> _What is expected_
Where does the string "FABRICS" appear? Copy every line of the entries below that holds it.

> _Raw data_
»»

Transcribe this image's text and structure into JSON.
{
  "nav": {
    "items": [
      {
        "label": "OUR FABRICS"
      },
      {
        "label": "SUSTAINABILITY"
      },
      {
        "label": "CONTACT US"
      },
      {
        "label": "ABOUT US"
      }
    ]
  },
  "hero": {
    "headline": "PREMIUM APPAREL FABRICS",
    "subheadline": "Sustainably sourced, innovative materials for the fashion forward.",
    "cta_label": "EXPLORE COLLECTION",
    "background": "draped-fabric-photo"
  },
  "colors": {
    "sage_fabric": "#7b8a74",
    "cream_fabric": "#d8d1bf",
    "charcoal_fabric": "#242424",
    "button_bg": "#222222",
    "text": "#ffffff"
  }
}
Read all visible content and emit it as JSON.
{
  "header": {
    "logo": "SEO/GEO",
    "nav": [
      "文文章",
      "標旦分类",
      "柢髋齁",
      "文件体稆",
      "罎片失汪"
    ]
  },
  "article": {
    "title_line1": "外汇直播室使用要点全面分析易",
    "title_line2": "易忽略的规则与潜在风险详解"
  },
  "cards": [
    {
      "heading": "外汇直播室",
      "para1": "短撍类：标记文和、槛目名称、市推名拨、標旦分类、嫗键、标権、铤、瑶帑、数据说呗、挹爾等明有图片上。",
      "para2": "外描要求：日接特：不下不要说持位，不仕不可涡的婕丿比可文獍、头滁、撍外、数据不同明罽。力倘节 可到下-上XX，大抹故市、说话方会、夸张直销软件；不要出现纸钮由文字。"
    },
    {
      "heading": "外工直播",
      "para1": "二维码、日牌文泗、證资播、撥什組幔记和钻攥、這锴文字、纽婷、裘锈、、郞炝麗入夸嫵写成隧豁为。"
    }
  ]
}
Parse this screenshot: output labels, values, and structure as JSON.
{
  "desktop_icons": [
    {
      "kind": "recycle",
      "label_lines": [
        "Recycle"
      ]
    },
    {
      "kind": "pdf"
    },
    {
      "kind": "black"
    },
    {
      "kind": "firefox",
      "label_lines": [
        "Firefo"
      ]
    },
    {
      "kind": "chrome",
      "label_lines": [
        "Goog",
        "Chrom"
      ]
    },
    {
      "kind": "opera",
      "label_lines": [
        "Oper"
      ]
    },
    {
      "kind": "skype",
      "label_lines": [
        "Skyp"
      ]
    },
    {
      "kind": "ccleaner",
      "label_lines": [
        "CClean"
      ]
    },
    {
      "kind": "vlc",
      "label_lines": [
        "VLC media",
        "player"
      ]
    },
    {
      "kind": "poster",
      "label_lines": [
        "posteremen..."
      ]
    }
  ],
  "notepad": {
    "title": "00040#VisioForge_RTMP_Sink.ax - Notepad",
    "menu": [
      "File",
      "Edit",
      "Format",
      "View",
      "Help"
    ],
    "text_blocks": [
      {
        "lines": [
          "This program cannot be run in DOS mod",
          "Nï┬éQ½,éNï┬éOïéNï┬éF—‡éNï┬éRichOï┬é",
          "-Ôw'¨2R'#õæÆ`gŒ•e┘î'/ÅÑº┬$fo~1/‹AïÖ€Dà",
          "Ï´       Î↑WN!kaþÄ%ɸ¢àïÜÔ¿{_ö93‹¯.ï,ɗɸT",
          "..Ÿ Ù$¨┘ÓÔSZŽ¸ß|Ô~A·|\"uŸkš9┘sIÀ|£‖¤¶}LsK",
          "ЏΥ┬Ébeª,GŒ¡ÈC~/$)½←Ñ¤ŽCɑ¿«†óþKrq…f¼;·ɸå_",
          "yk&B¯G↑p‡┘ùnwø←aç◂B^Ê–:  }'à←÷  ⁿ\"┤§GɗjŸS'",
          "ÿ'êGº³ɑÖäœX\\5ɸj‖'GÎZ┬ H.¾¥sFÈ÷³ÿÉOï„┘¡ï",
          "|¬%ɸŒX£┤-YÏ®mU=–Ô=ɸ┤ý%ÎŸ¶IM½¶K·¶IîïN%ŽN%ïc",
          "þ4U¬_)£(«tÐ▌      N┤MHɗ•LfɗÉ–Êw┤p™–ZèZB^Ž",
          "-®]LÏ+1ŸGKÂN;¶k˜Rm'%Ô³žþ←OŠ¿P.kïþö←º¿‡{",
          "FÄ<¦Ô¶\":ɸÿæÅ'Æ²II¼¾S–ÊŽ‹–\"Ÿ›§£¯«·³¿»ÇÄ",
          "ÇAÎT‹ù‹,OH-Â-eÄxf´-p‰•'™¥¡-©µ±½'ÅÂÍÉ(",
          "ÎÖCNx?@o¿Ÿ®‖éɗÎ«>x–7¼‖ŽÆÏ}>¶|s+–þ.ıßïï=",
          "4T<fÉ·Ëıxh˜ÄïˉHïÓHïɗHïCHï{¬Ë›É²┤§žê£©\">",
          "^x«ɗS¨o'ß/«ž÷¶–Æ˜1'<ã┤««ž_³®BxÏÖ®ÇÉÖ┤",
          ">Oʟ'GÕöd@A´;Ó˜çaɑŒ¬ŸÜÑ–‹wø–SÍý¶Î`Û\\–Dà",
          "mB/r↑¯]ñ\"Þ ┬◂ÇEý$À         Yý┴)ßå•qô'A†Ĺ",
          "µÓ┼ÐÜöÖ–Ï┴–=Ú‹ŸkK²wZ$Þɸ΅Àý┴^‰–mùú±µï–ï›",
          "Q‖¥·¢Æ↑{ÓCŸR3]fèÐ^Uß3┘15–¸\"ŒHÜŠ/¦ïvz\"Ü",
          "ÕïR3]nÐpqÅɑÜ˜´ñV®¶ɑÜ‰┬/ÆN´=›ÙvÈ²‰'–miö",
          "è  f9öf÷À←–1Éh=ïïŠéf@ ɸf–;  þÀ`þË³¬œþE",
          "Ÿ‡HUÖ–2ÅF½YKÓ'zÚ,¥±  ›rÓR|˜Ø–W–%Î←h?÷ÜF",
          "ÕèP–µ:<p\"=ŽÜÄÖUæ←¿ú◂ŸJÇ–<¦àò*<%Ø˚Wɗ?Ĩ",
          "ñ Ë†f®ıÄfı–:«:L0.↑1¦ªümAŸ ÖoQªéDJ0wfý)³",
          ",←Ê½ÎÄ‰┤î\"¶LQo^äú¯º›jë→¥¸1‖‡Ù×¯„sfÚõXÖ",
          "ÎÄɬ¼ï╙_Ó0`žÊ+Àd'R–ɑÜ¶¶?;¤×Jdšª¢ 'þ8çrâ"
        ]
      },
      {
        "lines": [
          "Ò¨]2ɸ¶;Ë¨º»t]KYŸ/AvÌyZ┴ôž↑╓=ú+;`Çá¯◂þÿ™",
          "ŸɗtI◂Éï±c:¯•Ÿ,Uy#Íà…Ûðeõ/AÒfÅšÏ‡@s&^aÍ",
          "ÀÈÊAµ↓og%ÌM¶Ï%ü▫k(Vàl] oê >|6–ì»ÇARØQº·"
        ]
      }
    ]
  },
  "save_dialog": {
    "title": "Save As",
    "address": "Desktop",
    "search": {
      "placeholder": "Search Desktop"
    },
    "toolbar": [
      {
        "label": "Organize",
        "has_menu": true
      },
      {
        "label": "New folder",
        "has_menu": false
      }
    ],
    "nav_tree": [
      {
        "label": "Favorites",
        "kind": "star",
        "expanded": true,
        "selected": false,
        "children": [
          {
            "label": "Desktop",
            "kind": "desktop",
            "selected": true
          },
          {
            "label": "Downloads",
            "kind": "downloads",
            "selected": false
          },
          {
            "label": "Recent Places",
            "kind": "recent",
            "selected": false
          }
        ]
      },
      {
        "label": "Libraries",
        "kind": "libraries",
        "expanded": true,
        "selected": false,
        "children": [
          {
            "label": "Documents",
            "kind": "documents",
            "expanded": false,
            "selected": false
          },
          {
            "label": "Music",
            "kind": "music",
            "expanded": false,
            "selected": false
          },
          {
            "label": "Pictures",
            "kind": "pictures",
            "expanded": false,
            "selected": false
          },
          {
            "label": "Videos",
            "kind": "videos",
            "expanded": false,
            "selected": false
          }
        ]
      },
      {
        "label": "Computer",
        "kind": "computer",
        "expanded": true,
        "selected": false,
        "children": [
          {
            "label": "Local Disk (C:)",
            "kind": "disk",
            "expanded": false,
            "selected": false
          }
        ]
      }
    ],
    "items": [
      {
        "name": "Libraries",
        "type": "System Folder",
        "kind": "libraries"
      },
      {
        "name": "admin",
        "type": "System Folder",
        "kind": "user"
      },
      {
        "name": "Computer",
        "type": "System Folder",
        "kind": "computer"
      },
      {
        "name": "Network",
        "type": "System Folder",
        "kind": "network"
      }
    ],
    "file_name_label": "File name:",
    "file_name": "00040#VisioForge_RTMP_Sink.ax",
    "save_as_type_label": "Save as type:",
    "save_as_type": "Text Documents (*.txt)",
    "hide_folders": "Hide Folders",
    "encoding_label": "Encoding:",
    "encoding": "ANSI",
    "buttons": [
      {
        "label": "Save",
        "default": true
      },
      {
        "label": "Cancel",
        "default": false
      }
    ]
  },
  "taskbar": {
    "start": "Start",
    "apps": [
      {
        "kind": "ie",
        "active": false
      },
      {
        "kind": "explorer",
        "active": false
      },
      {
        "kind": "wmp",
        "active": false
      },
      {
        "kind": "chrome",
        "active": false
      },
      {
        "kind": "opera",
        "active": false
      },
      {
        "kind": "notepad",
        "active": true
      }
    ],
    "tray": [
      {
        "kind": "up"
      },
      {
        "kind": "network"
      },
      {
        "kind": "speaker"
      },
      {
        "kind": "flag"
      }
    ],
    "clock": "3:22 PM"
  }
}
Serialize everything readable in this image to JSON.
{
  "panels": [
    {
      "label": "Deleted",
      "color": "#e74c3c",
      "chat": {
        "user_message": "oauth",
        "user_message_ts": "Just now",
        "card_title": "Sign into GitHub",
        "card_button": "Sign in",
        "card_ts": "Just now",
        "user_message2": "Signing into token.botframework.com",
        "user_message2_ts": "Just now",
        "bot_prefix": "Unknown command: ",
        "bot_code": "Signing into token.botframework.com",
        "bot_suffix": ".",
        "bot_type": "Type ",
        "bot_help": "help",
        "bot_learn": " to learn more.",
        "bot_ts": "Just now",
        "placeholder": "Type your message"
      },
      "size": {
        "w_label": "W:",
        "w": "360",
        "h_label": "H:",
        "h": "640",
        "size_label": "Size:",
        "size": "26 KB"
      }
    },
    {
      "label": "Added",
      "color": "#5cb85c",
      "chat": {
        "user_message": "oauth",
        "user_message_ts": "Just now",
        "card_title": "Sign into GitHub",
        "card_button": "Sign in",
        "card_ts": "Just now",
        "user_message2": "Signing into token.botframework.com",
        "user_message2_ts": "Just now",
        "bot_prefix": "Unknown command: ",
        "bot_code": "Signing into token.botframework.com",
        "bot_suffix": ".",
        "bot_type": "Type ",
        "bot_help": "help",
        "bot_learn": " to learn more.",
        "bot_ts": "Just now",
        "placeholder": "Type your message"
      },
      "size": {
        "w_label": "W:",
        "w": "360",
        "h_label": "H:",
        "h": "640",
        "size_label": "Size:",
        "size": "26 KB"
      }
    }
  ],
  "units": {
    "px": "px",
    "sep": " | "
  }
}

««

> _Full answer_
        "label": "OUR FABRICS"
    "headline": "PREMIUM APPAREL FABRICS",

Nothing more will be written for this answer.